* **Input material**
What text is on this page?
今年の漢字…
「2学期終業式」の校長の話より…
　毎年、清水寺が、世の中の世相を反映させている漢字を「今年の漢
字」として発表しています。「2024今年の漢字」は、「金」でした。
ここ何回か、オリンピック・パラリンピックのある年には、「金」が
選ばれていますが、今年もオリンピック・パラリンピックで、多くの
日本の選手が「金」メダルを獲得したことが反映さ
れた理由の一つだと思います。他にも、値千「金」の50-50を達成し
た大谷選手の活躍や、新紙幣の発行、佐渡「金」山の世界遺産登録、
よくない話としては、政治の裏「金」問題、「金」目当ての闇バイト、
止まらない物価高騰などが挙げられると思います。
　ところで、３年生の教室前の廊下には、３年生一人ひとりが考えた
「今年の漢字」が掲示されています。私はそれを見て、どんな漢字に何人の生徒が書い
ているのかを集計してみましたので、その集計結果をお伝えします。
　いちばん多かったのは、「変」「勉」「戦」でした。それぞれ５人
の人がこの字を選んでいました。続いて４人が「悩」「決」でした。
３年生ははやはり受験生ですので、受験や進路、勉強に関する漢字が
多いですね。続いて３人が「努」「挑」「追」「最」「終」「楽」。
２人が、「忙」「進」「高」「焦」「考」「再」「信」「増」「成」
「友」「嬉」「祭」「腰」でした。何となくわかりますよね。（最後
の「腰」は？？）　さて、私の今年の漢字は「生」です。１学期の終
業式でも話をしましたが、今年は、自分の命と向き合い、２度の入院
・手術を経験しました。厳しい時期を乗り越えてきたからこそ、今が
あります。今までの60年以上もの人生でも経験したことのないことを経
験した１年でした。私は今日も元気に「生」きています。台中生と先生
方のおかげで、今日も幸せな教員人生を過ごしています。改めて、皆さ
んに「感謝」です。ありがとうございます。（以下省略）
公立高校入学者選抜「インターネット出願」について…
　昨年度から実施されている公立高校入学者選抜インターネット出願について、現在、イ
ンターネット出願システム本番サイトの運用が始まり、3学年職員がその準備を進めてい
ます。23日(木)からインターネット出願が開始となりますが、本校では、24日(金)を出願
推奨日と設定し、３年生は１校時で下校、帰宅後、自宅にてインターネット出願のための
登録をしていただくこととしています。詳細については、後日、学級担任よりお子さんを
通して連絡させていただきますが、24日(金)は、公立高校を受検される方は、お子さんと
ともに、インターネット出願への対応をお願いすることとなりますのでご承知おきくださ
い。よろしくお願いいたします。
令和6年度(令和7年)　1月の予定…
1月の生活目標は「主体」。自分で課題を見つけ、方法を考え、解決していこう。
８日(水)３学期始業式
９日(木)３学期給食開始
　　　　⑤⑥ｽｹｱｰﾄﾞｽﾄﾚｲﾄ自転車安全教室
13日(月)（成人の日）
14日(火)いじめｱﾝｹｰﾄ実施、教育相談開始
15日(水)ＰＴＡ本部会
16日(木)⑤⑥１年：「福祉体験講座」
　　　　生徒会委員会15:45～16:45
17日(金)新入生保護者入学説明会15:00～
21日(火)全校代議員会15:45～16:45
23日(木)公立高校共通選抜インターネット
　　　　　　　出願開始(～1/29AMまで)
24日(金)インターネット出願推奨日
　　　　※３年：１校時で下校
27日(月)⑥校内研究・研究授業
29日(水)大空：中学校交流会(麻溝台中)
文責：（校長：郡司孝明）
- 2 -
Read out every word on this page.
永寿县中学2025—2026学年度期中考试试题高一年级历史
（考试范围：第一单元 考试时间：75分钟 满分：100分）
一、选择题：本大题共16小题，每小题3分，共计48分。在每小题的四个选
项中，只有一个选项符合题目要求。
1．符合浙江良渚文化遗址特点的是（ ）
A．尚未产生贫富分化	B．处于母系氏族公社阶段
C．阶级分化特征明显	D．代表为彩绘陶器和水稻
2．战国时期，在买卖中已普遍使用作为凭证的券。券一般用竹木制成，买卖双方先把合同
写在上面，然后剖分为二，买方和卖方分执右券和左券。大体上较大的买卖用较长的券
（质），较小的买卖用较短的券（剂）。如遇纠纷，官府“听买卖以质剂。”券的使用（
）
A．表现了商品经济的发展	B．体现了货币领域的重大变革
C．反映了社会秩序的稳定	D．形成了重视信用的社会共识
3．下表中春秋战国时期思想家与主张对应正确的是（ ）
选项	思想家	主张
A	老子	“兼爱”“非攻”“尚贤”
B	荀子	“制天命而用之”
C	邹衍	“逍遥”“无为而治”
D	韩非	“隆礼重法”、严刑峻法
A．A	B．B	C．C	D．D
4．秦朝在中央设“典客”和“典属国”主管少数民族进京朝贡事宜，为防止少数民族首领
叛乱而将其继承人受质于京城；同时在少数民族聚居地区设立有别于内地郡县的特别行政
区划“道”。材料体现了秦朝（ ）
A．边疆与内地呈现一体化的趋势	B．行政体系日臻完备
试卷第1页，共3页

* **Goal of the exercise**
Copy out every line from the records that has the word "page".

* **Complete response**
What text is on this page?
Read out every word on this page.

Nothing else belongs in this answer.